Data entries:
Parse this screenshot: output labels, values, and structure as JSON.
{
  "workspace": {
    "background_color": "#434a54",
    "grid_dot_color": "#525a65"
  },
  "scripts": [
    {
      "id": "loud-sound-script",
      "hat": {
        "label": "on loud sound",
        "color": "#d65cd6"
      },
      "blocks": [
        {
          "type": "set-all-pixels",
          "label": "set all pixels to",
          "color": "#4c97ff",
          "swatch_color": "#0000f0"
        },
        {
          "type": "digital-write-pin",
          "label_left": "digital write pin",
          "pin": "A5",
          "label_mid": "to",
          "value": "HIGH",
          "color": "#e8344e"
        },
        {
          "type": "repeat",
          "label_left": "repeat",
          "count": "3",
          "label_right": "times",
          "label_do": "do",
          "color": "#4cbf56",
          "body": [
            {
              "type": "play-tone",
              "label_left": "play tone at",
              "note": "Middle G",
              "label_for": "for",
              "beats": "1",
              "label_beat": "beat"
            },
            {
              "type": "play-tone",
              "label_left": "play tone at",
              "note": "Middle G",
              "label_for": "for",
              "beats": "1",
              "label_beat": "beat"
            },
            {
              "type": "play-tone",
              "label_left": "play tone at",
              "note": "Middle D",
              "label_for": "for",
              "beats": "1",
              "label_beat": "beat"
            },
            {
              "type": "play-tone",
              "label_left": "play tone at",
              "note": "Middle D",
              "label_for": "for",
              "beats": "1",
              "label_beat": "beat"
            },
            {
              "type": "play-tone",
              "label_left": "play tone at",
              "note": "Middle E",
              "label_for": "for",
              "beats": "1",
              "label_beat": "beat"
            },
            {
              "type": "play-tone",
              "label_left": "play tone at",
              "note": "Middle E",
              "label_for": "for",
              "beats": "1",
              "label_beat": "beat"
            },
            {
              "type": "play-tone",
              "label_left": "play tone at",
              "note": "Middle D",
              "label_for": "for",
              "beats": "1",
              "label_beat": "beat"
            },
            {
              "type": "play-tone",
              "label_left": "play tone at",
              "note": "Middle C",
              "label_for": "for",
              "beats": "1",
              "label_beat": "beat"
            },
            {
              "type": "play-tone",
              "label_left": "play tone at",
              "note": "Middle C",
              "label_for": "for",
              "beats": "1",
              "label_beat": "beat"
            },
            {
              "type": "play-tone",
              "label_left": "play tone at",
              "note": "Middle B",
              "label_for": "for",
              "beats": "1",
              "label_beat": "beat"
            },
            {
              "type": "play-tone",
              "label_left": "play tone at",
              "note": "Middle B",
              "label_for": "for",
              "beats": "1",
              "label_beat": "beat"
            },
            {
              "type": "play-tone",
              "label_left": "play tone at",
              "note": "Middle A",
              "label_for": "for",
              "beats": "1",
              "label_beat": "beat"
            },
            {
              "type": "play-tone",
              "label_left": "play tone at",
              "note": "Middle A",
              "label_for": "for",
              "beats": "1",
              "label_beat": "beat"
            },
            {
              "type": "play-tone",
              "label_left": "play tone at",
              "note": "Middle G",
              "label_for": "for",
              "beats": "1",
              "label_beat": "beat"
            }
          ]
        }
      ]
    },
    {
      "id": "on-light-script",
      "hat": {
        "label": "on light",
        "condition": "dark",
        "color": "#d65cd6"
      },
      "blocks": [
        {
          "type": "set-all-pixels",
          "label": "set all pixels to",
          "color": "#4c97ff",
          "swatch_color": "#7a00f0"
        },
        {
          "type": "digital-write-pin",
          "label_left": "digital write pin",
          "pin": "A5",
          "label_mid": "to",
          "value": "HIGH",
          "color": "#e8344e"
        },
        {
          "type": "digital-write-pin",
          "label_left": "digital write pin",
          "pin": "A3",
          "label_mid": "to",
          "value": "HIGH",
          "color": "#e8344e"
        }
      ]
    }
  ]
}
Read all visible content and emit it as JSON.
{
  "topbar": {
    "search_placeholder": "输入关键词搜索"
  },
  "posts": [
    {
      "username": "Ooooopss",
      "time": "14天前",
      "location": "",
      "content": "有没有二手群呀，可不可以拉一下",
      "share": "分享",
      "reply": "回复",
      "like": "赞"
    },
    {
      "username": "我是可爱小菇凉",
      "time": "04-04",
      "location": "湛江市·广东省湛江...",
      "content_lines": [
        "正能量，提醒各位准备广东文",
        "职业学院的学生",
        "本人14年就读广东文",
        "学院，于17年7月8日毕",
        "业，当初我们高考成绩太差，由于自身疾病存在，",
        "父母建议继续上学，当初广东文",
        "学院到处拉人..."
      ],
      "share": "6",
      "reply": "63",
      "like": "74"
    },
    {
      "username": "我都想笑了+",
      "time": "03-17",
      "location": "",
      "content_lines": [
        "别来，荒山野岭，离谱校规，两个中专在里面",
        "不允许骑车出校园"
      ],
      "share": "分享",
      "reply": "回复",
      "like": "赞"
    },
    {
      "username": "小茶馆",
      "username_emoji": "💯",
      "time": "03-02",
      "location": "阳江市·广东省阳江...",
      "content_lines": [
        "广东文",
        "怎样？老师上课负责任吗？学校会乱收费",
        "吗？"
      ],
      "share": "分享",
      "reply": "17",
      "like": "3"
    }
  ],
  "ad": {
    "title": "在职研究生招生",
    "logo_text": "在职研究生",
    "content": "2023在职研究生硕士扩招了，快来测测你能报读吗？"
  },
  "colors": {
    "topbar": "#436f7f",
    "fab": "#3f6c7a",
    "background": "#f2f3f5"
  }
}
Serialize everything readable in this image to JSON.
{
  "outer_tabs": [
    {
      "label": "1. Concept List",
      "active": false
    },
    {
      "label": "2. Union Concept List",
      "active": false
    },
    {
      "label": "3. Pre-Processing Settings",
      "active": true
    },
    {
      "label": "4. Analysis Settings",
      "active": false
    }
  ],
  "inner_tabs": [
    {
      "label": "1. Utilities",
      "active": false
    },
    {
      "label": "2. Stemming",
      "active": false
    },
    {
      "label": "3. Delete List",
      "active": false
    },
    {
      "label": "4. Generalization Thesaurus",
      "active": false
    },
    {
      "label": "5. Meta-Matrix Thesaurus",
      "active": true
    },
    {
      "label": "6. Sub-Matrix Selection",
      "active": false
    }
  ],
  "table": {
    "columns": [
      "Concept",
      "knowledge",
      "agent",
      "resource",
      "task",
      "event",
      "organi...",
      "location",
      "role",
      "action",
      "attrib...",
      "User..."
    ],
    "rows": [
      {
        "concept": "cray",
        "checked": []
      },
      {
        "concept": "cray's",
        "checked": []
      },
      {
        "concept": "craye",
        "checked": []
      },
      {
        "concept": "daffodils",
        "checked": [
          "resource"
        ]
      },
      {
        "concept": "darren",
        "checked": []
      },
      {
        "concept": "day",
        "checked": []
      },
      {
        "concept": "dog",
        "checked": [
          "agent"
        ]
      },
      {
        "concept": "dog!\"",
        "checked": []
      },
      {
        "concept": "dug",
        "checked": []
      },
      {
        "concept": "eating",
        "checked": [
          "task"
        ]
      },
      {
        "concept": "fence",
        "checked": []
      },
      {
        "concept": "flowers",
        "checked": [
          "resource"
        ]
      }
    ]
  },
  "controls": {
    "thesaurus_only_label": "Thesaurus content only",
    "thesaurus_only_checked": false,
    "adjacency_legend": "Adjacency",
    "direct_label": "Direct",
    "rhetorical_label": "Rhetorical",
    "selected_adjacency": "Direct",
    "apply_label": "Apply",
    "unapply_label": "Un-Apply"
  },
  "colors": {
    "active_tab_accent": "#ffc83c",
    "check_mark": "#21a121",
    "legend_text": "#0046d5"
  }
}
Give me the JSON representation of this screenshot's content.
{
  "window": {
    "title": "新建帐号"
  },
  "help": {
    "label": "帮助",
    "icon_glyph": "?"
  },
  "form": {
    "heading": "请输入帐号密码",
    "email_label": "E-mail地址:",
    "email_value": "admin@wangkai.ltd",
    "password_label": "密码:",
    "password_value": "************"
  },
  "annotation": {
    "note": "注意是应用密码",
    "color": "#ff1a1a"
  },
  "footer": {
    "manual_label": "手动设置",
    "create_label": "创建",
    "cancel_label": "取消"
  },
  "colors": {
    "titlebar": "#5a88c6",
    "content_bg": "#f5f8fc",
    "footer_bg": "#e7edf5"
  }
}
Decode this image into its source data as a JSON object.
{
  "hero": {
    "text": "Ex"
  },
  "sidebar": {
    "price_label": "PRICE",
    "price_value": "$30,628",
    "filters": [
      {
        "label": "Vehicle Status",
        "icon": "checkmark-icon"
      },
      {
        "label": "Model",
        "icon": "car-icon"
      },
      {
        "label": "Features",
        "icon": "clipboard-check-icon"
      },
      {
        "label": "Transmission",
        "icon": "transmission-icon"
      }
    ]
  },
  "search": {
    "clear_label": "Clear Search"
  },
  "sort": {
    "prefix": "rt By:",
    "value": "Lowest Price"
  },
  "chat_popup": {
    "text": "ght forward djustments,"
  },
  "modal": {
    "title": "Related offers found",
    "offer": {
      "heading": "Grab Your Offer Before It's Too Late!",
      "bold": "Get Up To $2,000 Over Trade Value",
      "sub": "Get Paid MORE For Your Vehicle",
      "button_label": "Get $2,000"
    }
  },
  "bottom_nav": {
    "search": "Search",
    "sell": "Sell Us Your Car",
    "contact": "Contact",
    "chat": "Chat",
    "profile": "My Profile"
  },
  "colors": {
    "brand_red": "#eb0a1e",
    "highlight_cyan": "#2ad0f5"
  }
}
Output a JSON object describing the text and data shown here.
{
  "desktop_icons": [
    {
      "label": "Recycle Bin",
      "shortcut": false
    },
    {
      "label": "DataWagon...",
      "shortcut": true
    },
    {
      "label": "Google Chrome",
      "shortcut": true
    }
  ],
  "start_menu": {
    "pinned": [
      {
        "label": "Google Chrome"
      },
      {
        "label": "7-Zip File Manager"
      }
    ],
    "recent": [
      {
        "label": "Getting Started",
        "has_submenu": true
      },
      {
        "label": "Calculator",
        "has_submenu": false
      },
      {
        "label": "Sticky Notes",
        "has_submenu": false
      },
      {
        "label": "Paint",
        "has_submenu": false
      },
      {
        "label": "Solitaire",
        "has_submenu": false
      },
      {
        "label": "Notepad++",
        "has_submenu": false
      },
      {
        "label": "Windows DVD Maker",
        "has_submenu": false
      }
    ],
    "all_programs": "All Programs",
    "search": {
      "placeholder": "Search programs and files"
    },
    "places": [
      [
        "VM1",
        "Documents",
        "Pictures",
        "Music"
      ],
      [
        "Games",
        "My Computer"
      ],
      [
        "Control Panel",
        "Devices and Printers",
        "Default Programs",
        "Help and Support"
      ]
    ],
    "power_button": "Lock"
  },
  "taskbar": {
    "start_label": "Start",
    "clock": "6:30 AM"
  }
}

[Exercise goal]:
List each line of the records that holds the string "screenshot".

[Exercise result]:
Parse this screenshot: output labels, values, and structure as JSON.
Give me the JSON representation of this screenshot's content.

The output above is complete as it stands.